— begin Excerpted data —
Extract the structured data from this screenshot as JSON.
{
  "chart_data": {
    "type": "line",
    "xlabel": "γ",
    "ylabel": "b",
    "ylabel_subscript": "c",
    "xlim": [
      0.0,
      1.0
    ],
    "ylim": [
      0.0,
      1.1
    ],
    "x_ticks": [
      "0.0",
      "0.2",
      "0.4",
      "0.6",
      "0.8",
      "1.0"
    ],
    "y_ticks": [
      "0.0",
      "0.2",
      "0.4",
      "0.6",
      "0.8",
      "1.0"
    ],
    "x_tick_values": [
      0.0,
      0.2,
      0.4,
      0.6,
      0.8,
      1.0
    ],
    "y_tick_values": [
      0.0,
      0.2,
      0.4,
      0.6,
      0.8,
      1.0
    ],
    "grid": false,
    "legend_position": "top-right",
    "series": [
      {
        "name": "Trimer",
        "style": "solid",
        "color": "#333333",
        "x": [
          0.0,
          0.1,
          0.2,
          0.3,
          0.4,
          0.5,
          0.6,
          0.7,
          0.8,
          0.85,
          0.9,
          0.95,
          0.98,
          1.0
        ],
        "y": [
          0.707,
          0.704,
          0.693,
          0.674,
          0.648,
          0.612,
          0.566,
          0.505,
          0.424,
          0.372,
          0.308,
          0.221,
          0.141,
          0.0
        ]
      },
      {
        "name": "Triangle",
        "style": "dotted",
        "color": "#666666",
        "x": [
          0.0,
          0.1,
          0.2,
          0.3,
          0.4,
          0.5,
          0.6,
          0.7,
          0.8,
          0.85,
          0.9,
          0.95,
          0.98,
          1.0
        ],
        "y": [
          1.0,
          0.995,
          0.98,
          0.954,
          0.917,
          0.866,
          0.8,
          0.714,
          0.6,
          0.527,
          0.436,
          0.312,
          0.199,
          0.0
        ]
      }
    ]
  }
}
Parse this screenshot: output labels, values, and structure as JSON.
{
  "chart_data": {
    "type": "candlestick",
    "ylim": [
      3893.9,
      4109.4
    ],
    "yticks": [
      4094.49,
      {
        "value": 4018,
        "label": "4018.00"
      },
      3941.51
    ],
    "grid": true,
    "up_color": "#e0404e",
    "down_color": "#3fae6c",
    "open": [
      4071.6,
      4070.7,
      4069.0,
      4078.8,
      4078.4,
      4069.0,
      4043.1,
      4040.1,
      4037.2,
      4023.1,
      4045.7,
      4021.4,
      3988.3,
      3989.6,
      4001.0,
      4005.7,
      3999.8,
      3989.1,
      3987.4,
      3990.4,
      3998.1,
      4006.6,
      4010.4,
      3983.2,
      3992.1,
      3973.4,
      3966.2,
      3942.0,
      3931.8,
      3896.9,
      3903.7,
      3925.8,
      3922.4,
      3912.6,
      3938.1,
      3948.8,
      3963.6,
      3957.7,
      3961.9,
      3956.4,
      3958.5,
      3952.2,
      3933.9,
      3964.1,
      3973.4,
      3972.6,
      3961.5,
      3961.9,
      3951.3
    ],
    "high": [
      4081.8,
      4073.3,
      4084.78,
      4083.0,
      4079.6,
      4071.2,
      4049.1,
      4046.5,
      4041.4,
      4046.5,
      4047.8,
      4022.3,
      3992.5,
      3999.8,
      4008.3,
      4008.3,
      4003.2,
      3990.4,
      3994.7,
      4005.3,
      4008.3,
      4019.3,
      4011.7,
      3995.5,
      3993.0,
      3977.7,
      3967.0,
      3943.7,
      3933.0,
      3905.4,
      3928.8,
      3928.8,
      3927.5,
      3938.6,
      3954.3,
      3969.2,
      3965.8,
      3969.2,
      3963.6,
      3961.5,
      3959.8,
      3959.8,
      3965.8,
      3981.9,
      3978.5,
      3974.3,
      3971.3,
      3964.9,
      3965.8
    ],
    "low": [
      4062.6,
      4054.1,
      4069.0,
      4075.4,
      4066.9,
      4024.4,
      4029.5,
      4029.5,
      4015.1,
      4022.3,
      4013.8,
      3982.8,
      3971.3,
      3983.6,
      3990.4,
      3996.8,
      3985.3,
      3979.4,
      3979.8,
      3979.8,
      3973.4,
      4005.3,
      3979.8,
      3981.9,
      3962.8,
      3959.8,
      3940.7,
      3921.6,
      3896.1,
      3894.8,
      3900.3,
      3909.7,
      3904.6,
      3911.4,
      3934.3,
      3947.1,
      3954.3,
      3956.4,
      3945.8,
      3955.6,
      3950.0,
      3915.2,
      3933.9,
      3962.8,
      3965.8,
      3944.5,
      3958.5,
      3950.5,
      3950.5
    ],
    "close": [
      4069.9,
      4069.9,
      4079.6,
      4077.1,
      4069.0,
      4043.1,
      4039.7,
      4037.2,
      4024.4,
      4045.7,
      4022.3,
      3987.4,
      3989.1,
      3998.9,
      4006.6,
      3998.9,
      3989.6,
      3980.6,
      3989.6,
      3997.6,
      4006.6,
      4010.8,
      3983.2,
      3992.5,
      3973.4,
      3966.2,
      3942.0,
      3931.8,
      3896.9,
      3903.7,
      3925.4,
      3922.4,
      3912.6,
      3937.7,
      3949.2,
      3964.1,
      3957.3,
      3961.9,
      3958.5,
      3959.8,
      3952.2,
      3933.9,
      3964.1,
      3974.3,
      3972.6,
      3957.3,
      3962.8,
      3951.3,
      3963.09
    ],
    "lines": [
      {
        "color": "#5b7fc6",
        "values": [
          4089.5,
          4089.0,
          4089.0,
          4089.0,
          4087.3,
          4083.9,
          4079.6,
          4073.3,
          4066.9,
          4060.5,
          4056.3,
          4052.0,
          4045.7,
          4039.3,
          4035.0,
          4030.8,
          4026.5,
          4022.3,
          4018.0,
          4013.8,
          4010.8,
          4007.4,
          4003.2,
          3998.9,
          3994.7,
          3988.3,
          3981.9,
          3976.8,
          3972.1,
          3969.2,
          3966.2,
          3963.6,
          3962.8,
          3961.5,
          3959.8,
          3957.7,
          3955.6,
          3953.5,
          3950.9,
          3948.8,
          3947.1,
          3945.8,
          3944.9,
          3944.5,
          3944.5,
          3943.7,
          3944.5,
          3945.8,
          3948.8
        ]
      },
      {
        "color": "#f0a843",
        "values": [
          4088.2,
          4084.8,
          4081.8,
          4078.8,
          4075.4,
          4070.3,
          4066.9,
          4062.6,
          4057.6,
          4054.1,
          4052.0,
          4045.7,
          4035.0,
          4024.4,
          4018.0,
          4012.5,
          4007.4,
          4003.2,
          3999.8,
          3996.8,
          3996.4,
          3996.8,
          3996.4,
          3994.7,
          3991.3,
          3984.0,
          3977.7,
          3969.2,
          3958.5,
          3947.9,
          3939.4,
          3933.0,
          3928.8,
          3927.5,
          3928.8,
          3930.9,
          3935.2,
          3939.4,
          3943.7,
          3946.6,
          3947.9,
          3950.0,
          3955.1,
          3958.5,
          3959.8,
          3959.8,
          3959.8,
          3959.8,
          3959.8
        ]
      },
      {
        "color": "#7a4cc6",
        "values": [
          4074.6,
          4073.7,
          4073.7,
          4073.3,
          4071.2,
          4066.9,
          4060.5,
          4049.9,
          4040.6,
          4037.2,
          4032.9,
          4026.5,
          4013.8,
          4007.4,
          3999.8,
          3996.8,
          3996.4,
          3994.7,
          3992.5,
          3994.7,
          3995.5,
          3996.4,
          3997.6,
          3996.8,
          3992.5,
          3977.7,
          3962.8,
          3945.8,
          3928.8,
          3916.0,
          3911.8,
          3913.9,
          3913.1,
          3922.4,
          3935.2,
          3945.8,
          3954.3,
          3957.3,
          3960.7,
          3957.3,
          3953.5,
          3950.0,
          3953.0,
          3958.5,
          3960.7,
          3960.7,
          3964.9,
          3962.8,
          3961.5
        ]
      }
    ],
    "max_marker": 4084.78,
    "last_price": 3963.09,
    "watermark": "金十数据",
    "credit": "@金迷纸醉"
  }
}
— end Excerpted data —
Work to be completed: List each line of the records that holds the string "screenshot".

Written response:
Extract the structured data from this screenshot as JSON.
Parse this screenshot: output labels, values, and structure as JSON.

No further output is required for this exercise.